#### ROWS

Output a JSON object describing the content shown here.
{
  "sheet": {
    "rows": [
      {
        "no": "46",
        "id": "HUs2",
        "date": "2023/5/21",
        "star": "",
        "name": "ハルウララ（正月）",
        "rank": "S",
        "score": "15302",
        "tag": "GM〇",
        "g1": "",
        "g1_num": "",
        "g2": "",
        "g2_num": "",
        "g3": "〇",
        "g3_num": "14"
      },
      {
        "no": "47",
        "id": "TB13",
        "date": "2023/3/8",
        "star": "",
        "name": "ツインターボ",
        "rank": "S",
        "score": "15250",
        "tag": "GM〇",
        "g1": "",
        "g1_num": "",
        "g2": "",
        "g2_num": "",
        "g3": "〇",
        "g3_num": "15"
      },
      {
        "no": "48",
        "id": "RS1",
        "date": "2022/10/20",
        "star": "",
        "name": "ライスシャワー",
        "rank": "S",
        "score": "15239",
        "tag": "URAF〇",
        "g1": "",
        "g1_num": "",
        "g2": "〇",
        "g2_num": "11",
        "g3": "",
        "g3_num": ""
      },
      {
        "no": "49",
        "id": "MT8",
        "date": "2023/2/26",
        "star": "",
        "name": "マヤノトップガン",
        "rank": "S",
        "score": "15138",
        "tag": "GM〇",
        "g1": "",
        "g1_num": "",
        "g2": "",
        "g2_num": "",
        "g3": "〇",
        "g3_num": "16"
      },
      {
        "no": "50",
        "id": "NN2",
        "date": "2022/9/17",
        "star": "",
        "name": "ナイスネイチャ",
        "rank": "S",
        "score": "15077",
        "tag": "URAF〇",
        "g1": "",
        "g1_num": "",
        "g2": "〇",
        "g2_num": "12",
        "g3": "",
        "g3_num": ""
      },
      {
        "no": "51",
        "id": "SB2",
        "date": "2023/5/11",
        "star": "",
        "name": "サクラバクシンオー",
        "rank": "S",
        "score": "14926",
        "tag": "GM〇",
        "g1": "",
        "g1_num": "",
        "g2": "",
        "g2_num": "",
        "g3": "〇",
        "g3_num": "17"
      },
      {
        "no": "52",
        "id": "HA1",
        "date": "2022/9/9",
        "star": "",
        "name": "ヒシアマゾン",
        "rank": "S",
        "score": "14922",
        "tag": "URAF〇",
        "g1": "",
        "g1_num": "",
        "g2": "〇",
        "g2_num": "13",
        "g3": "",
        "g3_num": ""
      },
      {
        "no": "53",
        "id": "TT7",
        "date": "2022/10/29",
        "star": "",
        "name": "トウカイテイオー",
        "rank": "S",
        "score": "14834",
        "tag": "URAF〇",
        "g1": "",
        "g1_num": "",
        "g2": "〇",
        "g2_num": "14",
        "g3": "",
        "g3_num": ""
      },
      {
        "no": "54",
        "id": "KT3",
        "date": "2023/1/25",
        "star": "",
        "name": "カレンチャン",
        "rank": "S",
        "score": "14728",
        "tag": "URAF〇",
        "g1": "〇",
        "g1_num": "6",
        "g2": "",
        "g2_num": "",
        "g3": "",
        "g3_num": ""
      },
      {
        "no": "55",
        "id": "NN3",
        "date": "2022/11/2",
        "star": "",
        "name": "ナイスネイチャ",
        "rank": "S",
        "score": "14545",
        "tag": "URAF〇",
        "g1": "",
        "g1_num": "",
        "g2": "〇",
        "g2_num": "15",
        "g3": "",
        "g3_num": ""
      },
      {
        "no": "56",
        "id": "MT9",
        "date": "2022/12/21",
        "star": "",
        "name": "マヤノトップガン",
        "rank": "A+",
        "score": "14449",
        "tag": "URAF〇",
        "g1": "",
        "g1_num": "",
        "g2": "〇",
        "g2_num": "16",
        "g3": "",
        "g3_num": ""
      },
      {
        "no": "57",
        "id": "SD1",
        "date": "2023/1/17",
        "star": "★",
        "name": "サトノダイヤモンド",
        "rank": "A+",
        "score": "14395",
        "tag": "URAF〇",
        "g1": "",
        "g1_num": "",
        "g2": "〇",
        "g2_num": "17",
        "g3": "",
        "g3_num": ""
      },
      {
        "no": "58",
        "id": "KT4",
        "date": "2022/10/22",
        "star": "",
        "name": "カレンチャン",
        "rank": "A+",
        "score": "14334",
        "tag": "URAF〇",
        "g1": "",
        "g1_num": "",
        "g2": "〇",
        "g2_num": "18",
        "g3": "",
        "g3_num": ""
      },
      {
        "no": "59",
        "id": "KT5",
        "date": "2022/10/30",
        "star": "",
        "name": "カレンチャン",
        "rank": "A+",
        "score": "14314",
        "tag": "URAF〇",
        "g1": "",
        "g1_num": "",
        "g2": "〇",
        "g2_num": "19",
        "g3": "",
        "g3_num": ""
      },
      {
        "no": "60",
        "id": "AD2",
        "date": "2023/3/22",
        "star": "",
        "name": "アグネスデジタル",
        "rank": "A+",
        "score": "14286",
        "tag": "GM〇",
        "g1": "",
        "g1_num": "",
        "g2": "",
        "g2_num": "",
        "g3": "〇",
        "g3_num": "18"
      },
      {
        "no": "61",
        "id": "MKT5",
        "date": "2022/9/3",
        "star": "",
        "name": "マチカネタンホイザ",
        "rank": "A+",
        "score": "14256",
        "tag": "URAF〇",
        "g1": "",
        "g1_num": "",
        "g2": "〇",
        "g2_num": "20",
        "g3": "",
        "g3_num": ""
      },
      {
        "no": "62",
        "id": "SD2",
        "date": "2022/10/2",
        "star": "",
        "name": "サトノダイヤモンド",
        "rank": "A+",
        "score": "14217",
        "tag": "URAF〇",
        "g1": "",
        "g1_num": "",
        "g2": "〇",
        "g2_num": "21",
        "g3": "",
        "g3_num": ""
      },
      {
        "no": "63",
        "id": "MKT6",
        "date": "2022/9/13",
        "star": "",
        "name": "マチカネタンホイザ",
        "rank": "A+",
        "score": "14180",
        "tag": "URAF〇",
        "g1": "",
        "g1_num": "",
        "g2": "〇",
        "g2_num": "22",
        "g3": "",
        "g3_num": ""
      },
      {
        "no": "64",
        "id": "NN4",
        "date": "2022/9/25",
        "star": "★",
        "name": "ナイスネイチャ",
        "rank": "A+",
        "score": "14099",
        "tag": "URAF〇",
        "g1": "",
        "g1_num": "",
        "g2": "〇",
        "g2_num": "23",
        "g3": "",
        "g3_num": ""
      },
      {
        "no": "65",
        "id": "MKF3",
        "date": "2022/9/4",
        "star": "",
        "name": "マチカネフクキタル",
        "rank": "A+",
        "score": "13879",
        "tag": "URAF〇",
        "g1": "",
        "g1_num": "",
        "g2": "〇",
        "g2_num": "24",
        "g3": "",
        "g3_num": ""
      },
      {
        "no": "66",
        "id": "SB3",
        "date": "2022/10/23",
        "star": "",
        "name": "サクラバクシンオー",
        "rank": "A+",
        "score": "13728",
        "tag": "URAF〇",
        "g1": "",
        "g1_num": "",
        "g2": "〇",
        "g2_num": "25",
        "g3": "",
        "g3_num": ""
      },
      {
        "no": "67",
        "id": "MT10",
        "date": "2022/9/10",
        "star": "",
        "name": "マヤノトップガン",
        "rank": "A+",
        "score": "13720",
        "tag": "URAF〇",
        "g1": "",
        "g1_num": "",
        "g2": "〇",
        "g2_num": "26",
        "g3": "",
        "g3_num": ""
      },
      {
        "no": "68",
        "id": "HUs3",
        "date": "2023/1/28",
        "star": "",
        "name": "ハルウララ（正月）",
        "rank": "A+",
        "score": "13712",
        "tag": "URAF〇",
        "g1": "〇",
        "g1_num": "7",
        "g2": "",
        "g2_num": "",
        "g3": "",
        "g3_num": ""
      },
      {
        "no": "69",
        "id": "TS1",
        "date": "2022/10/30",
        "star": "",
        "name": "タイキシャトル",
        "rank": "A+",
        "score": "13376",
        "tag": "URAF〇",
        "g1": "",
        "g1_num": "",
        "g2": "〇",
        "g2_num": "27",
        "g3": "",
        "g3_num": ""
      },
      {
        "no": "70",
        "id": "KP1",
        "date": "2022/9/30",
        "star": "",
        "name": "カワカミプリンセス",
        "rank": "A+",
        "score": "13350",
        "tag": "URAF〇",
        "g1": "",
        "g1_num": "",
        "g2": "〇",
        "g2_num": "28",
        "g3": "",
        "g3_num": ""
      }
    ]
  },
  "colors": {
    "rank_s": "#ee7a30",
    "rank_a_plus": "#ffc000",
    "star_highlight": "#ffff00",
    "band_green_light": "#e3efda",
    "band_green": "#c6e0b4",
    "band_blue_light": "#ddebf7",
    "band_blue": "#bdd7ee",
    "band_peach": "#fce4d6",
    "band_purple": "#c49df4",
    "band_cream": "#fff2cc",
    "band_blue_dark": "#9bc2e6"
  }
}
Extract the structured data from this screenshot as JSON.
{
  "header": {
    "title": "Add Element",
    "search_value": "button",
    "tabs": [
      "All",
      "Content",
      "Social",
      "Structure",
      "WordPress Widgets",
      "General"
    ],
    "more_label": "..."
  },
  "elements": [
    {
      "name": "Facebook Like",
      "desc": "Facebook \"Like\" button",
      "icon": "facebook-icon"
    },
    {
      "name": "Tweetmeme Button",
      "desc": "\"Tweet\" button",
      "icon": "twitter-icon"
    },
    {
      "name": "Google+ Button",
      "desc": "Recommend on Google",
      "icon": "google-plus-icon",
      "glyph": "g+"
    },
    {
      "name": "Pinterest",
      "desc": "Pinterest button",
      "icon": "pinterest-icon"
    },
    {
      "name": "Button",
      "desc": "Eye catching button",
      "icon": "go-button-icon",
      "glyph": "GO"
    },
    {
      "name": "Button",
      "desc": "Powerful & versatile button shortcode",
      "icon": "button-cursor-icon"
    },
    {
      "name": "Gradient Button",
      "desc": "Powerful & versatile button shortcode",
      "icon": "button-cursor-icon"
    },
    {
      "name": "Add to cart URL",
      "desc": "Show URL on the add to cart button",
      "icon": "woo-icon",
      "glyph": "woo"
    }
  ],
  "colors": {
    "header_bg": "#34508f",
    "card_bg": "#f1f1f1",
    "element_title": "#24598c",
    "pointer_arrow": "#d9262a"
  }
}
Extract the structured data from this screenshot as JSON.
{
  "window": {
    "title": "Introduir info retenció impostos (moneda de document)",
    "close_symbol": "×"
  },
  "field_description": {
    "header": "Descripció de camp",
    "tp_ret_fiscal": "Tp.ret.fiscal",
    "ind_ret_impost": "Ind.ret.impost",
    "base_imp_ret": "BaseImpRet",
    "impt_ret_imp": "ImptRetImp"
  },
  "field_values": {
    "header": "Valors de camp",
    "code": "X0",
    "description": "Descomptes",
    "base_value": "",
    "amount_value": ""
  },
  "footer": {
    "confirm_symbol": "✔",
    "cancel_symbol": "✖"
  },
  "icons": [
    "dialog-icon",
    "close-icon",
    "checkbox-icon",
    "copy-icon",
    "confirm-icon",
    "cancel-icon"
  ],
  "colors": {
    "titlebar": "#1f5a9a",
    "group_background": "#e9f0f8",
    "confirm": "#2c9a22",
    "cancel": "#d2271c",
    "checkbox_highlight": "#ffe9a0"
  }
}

########

> _DIRECTION_: Return all lines of the material above in which the word "camp" occurs.

> _SOLUTION TO THIS EXERCISE_:
    "header": "Descripció de camp",
    "header": "Valors de camp",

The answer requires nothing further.